**OPDRACHTEN:**
1. Van wie werd Lex Hoogduin in het stuk over economen in praatprogramma's aangekondigd als opvolger?
2. Vervolg het stuk over economen in praatprogramma's vanaf de laatste zin.

**PAGINAFRAGMENT:**
------------------------------------

In de huidige eurocrisis waarbij iedereen schijnbaar nog de ruimte heeft, en neemt, om zelf de omvang van het aanstaande onheil te bepalen, ben ik een nauwgezet volger van ‘s lands economen (hoe ernstig is ‘t nou wérkelijk?), die in wisselende formaties mogen opdraven bij allerhande praat- en actualiteitenprogramma’s. Terugkerend patroon in de aankondiging van deze economen is dat de dienstdoende presentator zich bij voorbaat al dociel opstelt, spreekt over “licht in de duisternis” of “einde van de tunnel” en vervolgens de aanwezige econoom naar voren schuift als degene die dat fel begeerde licht dan wel einde voor ons gaat aanwijzen.
De subtekst hiervan luidt dat er een gesprek tussen ongelijken zal plaatsvinden: een presentator die het economische spel amper begrijpt, maar, als het goed is, zijn boerenverstand blijft gebruiken, versus ‘de deskundige’ die het allemaal wél doorheeft en met zinnige gedachten gaat komen over een uitweg in de crisis. Wat zo opvalt is dat de presentatoren annex journalisten – bij wie je een zekere sikkeneurigheid zou mogen verwachten over hun eigen onkunde en beperkte begrip – telkens opnieuw blijmoedig de zoveelste econoom op een sokkel plaatsen en, op die manier, telkens nieuwe voeding geven aan de gedachte dat zo’n econoom, over de hoofden van ons, stervelingen, heen, met het ei van Columbus op de proppen zal komen. Ach ja, ook als journalist moet je je eigen fabriekje steeds openlijker, steeds schaamtelozer zien te verkopen.
Slaafs vertrouwen
Laat ik twee grappige economengevalletjes bespreken die recentelijk in het gereputeerde praatprogramma Buitenhof voorbij kwamen. Een paar weken terug werd daar meneer Lex Hoogduin, inmiddels hoogleraar aan de VU, met trompetgeschal aangekondigd als de even briljante als gedoodverfde opvolger van Nout Wellink, die om verdachte (want politieke) redenen uiteindelijk gepasseerd werd voor de zowat heilige functie van president van de DNB. We moesten, als kijker, beseffen dat we hier met een financieel genie achter de schermen van doen hadden, wiens jarenlange ervaring in de cruciale bancaire gremia garant stond voor een gezaghebbende visie. Oké.

------------------------------------

**VASTGELEGDE GEGEVENS:**
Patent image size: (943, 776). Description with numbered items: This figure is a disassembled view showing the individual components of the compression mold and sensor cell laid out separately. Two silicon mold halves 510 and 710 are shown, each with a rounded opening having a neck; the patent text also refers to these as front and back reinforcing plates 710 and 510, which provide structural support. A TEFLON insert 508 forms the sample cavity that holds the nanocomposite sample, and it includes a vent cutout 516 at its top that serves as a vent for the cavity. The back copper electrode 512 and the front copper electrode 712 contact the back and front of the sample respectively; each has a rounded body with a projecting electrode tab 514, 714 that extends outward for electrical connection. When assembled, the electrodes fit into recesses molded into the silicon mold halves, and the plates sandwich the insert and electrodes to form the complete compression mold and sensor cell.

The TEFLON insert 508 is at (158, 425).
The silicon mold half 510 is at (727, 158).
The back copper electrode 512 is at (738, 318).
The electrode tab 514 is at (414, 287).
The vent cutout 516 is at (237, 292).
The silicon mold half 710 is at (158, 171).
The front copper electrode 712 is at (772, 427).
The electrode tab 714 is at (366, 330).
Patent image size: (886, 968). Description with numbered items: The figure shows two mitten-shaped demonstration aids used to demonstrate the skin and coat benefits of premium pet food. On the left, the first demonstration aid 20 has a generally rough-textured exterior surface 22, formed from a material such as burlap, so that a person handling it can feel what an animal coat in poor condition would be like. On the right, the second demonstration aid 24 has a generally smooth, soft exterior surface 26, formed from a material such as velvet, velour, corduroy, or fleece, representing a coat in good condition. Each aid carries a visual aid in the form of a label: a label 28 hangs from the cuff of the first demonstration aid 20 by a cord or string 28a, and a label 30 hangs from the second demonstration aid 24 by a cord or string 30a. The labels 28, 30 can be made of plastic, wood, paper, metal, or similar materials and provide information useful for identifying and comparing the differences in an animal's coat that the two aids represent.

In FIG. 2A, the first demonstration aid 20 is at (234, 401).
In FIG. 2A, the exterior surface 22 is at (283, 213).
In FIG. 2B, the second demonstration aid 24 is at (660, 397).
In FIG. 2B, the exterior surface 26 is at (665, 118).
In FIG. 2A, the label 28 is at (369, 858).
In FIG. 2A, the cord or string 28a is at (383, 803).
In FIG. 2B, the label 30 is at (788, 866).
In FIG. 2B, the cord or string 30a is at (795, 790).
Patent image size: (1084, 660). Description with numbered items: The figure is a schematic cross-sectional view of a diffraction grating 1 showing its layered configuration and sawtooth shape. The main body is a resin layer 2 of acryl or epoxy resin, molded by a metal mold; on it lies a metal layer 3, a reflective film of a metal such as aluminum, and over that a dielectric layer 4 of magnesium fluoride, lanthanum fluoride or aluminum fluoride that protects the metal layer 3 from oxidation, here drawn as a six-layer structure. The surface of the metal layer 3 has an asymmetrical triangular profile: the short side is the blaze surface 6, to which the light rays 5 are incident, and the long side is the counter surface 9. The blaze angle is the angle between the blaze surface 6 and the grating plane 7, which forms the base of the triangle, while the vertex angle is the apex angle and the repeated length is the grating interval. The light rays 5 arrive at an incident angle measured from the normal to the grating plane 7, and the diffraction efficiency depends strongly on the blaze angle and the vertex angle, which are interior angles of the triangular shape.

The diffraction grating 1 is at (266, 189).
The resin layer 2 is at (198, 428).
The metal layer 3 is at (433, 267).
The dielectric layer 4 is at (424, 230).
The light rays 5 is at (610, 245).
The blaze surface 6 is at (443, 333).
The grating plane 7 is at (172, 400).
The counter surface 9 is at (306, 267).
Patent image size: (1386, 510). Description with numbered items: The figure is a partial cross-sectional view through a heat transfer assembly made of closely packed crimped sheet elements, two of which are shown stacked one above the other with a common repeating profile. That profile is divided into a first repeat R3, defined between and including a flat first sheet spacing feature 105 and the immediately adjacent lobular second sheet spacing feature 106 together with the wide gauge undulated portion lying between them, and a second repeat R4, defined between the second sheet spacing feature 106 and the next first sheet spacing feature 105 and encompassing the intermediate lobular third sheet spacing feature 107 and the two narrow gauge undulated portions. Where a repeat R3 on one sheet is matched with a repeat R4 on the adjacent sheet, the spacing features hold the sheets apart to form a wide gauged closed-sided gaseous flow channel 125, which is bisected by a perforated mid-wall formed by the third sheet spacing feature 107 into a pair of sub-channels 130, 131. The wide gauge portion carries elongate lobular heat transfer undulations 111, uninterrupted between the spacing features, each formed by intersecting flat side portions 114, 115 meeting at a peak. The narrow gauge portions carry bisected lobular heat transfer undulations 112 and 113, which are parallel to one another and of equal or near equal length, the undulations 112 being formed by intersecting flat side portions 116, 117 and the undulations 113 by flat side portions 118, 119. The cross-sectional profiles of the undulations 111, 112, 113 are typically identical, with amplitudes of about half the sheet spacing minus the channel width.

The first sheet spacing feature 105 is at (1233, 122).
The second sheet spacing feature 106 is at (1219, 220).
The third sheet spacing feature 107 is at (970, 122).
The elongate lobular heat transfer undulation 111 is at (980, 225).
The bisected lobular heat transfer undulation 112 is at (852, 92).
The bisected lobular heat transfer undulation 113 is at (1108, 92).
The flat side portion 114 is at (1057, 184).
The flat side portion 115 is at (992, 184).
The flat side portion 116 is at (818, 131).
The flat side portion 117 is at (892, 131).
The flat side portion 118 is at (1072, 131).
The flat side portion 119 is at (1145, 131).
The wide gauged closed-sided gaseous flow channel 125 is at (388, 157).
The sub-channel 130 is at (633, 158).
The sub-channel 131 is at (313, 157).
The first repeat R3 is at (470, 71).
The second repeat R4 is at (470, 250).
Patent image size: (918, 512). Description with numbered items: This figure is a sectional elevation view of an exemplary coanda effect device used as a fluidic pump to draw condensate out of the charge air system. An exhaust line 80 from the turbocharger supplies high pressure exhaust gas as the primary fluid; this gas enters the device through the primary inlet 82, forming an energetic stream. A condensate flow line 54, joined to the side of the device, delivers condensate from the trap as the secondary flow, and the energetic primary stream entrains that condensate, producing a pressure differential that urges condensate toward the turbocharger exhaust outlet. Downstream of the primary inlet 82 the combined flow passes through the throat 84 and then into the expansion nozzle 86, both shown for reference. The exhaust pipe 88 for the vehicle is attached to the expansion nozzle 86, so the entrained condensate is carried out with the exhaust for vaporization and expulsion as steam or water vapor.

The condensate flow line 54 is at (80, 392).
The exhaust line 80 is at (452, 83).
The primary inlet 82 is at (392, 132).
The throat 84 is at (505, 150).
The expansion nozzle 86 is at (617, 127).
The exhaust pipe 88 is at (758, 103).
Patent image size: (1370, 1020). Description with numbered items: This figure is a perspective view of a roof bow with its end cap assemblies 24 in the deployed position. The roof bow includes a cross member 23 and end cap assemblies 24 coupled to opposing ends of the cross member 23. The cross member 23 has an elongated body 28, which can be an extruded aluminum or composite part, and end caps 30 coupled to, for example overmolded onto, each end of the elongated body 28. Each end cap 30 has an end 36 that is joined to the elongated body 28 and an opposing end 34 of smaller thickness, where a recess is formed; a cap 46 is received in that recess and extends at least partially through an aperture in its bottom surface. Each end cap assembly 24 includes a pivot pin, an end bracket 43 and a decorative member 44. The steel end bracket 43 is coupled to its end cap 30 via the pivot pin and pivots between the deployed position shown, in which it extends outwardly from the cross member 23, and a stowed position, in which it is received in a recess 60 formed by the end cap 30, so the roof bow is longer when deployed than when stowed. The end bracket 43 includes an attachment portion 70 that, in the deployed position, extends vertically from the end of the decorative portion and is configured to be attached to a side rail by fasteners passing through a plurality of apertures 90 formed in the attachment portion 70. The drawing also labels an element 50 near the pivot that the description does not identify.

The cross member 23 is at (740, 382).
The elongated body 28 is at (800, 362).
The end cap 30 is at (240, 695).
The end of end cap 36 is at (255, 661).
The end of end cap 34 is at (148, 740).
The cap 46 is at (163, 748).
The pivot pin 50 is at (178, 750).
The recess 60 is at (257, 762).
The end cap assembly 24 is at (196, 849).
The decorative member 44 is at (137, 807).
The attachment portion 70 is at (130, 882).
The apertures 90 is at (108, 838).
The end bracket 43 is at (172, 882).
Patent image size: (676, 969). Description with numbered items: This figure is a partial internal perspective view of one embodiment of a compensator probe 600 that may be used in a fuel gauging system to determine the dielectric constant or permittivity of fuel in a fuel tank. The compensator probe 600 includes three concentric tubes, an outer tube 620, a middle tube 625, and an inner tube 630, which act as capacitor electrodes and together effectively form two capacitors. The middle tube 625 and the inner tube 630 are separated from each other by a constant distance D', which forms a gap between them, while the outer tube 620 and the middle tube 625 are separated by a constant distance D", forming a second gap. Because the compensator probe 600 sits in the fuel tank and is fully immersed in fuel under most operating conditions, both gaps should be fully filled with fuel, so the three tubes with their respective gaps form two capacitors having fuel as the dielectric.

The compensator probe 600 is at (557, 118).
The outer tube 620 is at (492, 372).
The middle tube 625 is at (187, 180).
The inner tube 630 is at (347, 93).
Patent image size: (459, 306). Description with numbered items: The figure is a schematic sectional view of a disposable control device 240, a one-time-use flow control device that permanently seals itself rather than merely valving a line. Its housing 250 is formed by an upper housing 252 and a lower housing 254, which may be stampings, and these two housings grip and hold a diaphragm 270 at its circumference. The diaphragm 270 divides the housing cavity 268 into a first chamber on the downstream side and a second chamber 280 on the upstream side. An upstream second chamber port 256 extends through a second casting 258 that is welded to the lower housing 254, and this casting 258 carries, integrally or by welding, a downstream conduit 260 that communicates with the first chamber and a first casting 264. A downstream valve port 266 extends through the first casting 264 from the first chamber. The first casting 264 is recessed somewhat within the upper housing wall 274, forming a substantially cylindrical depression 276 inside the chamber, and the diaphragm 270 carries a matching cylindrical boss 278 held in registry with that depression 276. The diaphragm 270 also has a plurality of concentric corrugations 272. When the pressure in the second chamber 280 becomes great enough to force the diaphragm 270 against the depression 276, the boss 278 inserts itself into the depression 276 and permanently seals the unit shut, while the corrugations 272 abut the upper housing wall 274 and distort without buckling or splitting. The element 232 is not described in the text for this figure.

------------------------------------

**ANTWOORDEN:**
1. Van Nout Wellink.

2.
En wat was die gezaghebbende visie dan? Die visie hield in dat het Europees Noodfonds, aldus Hoogduin, minstens ‘verdubbeld’ moest worden. Ik dacht even dat hij van casinospelen hield en aldaar inspiratie had opgedaan bij de zogenaamde ‘winstverdubbelaar’, maar nee: Hoogduin stelde gewoon voor dat de 27 Europese landen er op zo kort mogelijke termijn honderden miljarden bij zouden plempen om verdere speculatie tegen de euro op de internationale markten te voorkomen. Niet alleen zag ik in deze oplossing niets geleerds of gezaghebbends (tenzij je in de goochelbusiness zit en Hans Klok heet), het gemak waarmee de interviewer deze ‘visie’ omarmde (zonder te vragen waar die bij te storten honderden miljarden dan vandaan moesten komen) getuigde van een slaafs vertrouwen in academische titels, voorname baantjes en gewichtigdoenerij.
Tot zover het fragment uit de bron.